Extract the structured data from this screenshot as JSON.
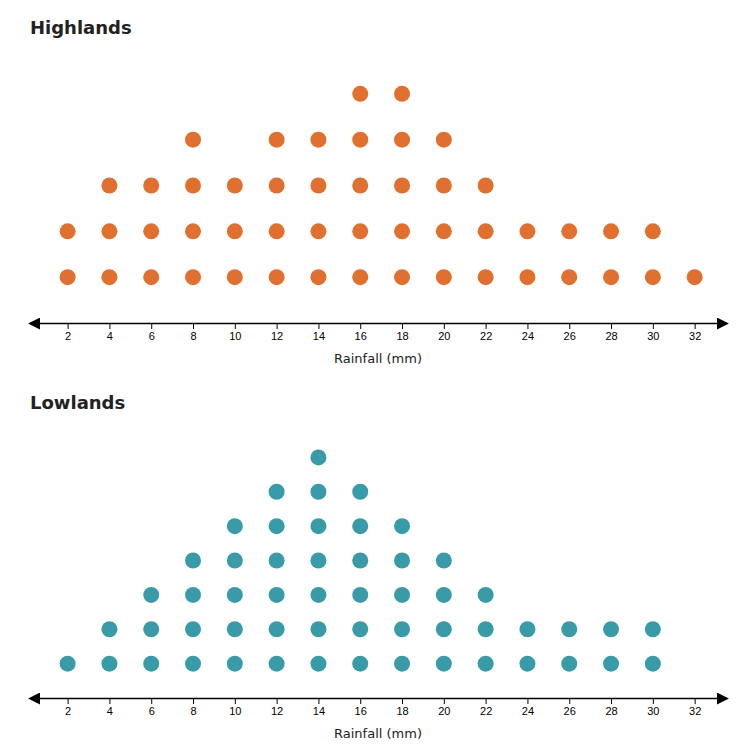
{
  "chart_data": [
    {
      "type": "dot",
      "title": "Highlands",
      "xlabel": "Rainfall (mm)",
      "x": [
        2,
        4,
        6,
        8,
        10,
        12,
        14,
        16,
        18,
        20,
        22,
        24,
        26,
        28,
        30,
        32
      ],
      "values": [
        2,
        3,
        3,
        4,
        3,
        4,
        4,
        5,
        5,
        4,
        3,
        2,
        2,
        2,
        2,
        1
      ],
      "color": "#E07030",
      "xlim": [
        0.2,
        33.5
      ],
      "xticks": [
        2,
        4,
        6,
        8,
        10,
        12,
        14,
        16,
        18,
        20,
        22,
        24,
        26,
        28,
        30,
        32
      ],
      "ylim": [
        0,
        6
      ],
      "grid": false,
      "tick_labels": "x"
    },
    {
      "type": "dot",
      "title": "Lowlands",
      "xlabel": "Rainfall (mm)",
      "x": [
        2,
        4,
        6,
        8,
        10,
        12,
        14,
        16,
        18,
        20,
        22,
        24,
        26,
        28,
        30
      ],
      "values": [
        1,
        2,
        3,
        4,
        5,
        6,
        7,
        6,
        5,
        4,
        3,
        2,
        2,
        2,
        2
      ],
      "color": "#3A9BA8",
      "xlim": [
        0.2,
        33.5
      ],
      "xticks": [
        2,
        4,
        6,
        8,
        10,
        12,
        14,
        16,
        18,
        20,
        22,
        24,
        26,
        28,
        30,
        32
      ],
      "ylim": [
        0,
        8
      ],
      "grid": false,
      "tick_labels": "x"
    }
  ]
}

--

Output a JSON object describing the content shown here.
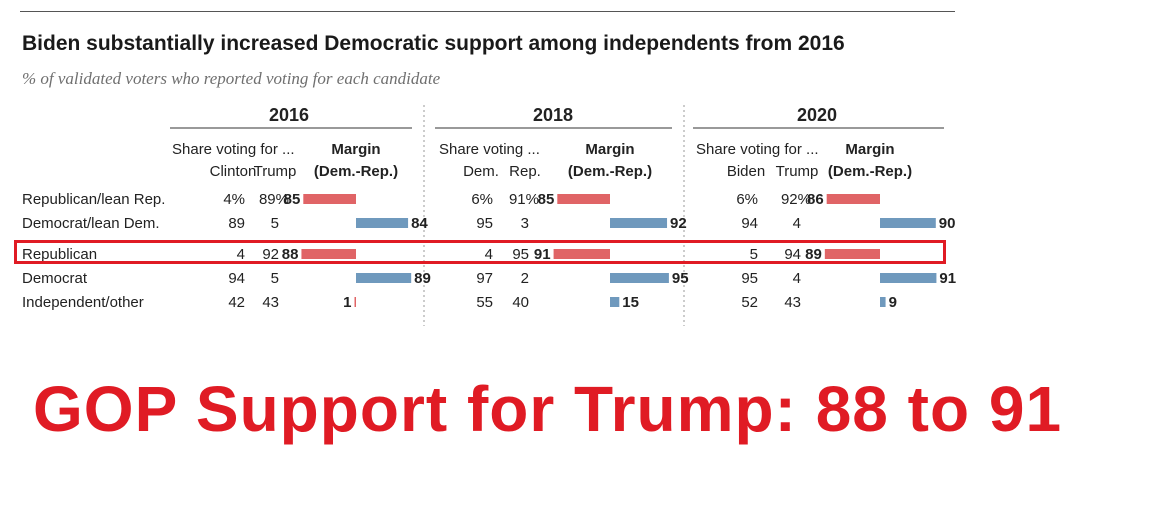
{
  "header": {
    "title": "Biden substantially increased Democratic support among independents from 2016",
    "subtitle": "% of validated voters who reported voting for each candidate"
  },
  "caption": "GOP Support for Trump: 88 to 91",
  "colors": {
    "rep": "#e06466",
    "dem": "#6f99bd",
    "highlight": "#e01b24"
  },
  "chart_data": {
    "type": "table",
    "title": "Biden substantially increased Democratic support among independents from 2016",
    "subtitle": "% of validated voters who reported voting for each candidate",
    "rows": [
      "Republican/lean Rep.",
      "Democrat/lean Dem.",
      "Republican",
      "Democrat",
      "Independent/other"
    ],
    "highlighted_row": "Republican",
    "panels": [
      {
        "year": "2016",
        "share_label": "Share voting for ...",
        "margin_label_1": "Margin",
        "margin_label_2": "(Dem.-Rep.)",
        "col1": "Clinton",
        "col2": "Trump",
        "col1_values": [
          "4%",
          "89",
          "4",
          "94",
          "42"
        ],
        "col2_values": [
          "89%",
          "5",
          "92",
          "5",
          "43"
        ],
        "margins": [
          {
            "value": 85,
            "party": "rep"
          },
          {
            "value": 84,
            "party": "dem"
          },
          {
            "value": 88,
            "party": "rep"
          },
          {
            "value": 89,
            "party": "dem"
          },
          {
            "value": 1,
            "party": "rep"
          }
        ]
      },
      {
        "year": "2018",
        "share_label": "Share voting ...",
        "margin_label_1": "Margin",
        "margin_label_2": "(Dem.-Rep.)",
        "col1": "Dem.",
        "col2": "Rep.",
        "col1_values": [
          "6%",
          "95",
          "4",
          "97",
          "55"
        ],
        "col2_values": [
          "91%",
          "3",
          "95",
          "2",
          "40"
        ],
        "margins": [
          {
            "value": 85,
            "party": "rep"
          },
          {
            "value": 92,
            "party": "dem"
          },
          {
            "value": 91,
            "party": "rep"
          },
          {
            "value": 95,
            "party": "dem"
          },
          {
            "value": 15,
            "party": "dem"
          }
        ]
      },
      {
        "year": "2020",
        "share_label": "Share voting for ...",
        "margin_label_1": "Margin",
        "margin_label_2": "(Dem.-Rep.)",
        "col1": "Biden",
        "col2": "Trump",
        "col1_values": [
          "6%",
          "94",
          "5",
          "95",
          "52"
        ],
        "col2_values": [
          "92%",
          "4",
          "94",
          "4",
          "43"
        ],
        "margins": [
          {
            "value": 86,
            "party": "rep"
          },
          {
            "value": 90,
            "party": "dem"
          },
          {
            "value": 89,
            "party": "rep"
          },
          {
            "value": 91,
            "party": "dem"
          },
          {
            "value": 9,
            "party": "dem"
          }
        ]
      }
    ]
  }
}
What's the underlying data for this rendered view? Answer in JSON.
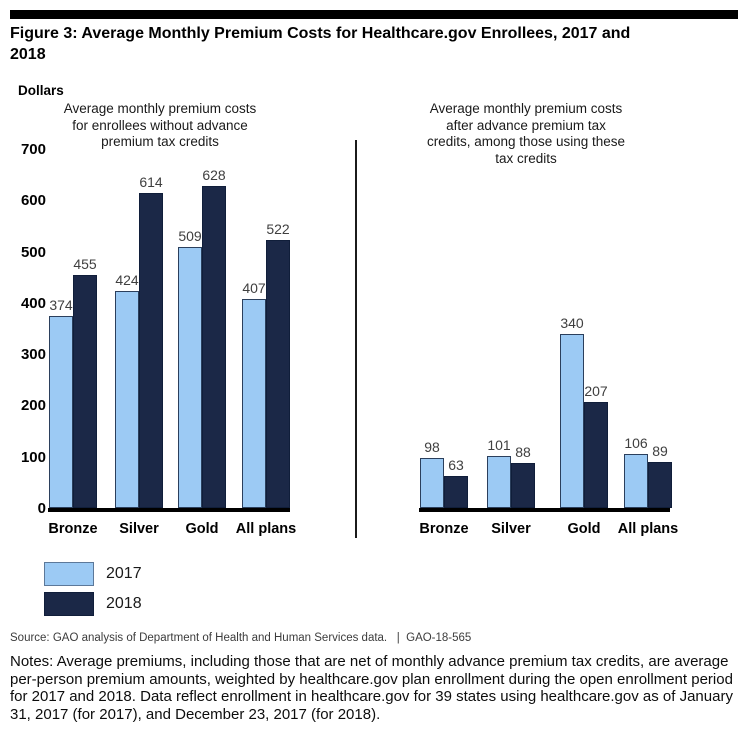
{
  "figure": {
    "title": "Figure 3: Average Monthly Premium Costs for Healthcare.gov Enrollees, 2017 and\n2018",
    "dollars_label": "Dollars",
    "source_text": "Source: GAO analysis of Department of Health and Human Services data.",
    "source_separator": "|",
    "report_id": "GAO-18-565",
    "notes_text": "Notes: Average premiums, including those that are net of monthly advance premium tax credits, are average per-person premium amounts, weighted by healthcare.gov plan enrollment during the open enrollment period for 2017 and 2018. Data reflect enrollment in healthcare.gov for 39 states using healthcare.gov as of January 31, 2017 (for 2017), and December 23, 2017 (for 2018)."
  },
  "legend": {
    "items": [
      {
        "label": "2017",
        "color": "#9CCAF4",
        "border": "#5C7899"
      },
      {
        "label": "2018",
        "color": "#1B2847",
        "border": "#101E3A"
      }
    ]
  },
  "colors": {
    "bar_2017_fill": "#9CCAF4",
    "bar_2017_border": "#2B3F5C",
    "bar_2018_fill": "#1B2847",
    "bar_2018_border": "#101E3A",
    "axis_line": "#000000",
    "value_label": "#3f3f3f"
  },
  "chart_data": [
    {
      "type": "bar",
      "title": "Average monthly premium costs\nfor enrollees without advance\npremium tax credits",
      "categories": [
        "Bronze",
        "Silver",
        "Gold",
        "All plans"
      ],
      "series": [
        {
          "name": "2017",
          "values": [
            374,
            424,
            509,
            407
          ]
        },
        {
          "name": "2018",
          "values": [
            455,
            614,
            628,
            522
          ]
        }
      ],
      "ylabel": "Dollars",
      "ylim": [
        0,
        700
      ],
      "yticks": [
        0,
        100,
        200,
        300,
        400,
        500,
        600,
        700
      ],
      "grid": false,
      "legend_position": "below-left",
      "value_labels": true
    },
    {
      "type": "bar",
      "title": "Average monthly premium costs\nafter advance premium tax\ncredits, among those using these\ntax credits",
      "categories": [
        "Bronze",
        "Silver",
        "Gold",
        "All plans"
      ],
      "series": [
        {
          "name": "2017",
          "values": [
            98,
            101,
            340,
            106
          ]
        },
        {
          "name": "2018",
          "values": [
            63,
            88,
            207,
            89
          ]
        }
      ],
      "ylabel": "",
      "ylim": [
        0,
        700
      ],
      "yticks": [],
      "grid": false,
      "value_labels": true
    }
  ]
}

* * *

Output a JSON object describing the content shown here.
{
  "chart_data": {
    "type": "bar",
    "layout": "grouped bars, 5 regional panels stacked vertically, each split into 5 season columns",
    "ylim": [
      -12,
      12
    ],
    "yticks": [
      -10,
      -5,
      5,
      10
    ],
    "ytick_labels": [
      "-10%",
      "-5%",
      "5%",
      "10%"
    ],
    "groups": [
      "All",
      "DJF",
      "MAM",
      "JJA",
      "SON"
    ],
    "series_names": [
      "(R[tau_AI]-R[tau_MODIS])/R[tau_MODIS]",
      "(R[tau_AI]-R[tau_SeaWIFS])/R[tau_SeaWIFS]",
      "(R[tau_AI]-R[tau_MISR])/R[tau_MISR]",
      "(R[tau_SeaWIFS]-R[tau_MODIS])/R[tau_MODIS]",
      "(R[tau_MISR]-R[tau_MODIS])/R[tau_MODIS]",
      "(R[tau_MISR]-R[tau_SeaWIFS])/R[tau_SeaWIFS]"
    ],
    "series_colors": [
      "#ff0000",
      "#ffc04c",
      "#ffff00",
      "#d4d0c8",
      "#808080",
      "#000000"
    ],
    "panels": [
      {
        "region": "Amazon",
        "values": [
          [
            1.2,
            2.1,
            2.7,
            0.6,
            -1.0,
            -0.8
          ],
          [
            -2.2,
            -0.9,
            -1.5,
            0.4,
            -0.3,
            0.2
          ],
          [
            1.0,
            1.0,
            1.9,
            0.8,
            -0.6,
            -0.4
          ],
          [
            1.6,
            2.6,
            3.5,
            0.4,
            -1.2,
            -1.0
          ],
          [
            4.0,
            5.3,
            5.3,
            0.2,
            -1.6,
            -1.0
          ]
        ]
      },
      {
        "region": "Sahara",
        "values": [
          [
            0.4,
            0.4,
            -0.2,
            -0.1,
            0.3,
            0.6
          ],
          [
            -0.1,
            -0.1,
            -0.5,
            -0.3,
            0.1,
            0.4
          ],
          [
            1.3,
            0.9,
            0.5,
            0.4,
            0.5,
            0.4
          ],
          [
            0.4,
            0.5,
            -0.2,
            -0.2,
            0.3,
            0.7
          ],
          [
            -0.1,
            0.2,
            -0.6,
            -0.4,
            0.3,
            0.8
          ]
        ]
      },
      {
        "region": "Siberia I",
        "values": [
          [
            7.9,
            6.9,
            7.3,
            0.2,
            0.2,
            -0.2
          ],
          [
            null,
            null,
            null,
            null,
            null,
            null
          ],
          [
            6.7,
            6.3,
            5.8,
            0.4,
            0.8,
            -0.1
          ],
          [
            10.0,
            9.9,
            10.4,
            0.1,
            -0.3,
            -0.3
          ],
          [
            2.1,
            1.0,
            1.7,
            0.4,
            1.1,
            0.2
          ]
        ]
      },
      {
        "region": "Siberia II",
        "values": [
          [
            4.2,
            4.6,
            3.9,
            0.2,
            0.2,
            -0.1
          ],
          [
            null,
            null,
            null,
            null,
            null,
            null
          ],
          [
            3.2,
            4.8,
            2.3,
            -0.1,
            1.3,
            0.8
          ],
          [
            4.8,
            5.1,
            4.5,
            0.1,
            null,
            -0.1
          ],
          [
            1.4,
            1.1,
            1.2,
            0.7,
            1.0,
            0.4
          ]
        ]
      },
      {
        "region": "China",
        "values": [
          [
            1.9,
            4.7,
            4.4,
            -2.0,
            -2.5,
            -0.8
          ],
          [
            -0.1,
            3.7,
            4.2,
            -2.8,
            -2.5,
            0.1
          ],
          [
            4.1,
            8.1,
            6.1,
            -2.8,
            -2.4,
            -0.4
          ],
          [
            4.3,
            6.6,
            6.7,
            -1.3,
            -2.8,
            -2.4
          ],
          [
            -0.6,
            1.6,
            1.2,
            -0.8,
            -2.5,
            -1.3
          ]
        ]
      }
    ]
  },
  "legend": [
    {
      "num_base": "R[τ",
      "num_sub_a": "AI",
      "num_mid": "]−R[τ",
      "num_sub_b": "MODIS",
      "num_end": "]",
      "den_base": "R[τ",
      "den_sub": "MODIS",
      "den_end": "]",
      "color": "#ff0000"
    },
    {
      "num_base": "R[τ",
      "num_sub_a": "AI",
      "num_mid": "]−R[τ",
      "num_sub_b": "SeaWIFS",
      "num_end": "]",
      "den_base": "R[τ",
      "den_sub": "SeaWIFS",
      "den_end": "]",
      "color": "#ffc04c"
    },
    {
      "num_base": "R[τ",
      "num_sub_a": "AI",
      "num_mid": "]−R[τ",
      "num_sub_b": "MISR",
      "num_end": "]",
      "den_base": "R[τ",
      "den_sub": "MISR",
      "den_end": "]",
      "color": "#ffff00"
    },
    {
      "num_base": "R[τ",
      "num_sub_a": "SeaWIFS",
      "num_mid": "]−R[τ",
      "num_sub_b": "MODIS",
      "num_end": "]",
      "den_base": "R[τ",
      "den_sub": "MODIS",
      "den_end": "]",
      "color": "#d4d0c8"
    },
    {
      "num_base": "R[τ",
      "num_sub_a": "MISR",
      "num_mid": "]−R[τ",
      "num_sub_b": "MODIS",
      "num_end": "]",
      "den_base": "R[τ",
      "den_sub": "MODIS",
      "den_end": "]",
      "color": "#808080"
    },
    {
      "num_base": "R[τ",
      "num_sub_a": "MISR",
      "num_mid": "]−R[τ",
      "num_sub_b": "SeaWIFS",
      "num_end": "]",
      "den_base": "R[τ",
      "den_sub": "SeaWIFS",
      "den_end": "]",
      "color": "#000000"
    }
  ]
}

§ WHAT YOU HAVE TO DO
Filter the records down to the lines that contain the string "each", and copy those lines.

§ SOLUTION TO THE PROBLEM
    "subtitle": "% of validated voters who reported voting for each candidate"
    "subtitle": "% of validated voters who reported voting for each candidate",
    "layout": "grouped bars, 5 regional panels stacked vertically, each split into 5 season columns",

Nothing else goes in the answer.